start EXTRACTED RECORDS

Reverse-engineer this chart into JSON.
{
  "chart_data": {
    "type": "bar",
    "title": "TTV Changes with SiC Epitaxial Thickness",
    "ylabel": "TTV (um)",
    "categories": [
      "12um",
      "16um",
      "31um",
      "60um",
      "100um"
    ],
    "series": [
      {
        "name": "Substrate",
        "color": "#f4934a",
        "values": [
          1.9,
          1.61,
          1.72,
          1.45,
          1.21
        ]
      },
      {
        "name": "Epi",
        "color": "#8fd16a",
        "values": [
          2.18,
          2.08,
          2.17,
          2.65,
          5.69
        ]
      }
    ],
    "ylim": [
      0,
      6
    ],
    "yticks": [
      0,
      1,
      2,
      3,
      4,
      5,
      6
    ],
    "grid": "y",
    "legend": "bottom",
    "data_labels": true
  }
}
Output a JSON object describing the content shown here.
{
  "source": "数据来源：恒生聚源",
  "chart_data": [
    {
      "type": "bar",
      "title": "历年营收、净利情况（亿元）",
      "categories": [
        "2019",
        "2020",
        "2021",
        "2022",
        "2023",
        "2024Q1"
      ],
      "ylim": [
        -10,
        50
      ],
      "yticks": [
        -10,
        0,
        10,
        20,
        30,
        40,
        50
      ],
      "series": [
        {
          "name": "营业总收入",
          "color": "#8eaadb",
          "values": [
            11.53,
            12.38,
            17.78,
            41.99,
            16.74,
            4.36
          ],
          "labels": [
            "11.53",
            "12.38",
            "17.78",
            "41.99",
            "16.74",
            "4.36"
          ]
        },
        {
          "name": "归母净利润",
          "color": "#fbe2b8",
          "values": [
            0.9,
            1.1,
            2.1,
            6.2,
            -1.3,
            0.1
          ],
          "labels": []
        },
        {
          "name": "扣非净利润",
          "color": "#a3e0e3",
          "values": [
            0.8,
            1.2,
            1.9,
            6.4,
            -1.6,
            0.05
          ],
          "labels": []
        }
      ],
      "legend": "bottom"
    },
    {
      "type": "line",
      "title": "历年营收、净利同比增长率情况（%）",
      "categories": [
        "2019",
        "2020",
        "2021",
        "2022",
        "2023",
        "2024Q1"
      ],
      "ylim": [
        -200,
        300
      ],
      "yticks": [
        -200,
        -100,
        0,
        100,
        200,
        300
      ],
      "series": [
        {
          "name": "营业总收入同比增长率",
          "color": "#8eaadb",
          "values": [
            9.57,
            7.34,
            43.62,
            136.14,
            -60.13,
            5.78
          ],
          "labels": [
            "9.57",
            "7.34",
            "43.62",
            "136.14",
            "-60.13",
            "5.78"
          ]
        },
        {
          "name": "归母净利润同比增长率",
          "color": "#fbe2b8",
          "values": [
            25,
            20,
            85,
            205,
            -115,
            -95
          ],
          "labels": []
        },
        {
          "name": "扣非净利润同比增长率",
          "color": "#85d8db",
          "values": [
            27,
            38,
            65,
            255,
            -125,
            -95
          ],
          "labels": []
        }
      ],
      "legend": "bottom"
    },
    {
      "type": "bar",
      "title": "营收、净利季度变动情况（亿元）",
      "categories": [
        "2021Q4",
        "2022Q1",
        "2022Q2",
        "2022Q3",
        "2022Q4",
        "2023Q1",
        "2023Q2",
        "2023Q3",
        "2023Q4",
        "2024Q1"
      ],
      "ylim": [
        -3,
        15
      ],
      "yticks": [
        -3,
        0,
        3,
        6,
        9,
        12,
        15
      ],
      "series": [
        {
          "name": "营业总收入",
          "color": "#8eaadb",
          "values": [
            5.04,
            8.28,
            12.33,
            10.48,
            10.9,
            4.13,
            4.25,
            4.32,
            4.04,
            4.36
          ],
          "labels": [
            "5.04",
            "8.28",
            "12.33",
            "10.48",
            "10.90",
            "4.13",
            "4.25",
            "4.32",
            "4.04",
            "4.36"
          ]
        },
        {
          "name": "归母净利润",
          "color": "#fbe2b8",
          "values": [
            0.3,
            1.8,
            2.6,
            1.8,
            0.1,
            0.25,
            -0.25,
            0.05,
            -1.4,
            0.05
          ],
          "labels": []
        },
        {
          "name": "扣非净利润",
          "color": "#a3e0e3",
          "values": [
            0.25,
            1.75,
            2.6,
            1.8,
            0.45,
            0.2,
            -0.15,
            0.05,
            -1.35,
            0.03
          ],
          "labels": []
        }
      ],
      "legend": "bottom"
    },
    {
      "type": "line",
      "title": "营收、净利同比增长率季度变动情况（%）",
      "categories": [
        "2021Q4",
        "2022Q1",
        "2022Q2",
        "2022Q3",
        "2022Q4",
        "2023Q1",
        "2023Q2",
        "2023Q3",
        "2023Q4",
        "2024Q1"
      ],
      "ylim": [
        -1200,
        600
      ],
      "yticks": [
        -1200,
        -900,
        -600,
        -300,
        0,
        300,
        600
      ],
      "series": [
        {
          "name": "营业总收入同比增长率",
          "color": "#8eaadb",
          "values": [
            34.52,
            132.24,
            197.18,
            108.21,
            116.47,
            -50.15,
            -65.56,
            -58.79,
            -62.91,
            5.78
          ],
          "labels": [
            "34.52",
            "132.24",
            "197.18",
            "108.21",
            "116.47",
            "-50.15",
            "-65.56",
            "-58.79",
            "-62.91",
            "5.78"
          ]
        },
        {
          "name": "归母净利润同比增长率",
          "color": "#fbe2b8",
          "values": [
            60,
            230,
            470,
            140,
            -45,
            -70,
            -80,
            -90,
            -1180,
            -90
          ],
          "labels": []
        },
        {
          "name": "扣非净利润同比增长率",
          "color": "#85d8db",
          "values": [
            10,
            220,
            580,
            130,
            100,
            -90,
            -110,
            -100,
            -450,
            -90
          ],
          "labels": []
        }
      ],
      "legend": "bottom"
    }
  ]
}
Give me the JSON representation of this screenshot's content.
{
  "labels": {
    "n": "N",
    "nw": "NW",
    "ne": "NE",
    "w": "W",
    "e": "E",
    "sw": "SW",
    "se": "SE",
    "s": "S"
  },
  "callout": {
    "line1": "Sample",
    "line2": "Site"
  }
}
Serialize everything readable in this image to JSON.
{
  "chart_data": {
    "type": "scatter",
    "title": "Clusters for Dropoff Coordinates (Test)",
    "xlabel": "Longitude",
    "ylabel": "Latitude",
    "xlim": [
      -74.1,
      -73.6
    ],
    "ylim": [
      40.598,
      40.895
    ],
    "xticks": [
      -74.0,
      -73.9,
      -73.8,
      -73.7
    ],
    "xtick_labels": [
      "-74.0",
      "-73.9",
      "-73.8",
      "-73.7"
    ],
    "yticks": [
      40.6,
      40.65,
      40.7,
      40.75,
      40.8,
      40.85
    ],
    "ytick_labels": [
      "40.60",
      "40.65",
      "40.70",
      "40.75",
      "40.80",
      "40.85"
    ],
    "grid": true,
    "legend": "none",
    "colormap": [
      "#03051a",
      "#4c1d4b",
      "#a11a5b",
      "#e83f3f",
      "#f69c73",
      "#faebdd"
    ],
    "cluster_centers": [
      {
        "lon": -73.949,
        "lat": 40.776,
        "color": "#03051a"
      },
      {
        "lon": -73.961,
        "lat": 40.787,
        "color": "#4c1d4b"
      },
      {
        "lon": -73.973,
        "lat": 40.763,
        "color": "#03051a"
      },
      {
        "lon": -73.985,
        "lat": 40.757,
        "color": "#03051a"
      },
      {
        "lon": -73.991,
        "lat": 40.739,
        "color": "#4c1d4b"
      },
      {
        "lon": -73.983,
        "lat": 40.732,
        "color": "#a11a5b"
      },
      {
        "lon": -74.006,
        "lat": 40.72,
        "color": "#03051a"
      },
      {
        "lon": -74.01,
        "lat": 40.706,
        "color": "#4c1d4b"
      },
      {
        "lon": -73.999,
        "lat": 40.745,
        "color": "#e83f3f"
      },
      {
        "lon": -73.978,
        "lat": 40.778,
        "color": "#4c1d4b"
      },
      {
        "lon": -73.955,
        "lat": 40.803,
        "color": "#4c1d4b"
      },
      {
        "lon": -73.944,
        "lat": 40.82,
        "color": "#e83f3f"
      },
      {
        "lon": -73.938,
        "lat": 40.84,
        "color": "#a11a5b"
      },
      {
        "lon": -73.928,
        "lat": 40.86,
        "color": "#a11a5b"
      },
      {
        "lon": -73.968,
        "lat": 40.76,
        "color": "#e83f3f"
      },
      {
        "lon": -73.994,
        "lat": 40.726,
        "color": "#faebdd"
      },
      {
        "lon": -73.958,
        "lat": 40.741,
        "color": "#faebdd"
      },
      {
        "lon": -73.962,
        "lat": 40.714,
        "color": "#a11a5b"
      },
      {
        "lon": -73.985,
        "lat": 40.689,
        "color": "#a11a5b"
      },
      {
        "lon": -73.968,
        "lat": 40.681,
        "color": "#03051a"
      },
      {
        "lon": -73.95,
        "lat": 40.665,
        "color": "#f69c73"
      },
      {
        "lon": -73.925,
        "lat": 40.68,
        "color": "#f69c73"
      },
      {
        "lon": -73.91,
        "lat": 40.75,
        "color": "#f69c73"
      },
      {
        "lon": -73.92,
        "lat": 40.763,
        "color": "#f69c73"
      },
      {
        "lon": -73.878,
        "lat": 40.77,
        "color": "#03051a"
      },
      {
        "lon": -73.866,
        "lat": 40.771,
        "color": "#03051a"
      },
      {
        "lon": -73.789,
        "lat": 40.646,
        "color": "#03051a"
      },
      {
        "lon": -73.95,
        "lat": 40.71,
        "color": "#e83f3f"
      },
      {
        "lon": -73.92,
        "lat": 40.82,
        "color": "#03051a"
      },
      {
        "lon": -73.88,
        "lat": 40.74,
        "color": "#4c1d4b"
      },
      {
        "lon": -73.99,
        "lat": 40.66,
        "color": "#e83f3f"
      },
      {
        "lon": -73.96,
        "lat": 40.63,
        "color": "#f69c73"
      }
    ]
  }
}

end EXTRACTED RECORDS

Make a list of all lines in the data that contain "JSON".

** RESULT OF THE EXERCISE **
Reverse-engineer this chart into JSON.
Output a JSON object describing the content shown here.
Give me the JSON representation of this screenshot's content.
Serialize everything readable in this image to JSON.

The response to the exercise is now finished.